RECORDS PROVIDED:
== == ==
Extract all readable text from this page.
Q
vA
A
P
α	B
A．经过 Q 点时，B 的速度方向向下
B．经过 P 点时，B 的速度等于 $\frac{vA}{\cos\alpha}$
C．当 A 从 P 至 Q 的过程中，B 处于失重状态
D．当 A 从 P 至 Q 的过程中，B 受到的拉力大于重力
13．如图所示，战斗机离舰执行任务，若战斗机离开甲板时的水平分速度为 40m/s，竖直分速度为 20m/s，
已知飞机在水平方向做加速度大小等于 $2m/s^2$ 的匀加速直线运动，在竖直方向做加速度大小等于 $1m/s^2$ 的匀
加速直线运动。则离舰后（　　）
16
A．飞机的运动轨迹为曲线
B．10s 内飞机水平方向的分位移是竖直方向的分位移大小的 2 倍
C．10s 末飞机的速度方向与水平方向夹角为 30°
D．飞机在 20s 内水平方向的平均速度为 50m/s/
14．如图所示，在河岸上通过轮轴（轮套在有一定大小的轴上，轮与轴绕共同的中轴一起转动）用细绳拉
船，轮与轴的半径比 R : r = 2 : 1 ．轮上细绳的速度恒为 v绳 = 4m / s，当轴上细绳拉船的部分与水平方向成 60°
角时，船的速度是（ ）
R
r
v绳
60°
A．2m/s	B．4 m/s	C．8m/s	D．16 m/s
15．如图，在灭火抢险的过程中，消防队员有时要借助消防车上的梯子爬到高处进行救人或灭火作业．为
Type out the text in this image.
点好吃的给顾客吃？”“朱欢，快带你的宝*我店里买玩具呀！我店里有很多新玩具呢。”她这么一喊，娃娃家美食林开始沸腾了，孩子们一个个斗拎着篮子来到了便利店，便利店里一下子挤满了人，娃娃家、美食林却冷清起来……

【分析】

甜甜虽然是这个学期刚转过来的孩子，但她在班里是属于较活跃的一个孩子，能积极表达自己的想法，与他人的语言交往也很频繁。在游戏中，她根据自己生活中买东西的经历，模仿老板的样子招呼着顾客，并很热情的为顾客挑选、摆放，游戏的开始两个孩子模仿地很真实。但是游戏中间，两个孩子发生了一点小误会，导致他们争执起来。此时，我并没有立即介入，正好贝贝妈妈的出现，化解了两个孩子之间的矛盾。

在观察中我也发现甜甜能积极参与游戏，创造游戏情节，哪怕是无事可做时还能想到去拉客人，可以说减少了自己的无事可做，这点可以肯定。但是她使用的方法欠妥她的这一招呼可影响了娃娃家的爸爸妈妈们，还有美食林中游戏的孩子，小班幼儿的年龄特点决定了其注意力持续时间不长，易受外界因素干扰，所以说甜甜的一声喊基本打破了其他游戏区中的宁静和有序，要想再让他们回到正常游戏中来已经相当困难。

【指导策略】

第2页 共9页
== == ==
OBJECTIVE:
The lines to reproduce run from the line containing "Type out the text in this image." to the end of the listing; write them out exactly and add nothing.

RESULT OF THIS TASK:
Type out the text in this image.
点好吃的给顾客吃？”“朱欢，快带你的宝*我店里买玩具呀！我店里有很多新玩具呢。”她这么一喊，娃娃家美食林开始沸腾了，孩子们一个个斗拎着篮子来到了便利店，便利店里一下子挤满了人，娃娃家、美食林却冷清起来……

【分析】

甜甜虽然是这个学期刚转过来的孩子，但她在班里是属于较活跃的一个孩子，能积极表达自己的想法，与他人的语言交往也很频繁。在游戏中，她根据自己生活中买东西的经历，模仿老板的样子招呼着顾客，并很热情的为顾客挑选、摆放，游戏的开始两个孩子模仿地很真实。但是游戏中间，两个孩子发生了一点小误会，导致他们争执起来。此时，我并没有立即介入，正好贝贝妈妈的出现，化解了两个孩子之间的矛盾。

在观察中我也发现甜甜能积极参与游戏，创造游戏情节，哪怕是无事可做时还能想到去拉客人，可以说减少了自己的无事可做，这点可以肯定。但是她使用的方法欠妥她的这一招呼可影响了娃娃家的爸爸妈妈们，还有美食林中游戏的孩子，小班幼儿的年龄特点决定了其注意力持续时间不长，易受外界因素干扰，所以说甜甜的一声喊基本打破了其他游戏区中的宁静和有序，要想再让他们回到正常游戏中来已经相当困难。

【指导策略】

第2页 共9页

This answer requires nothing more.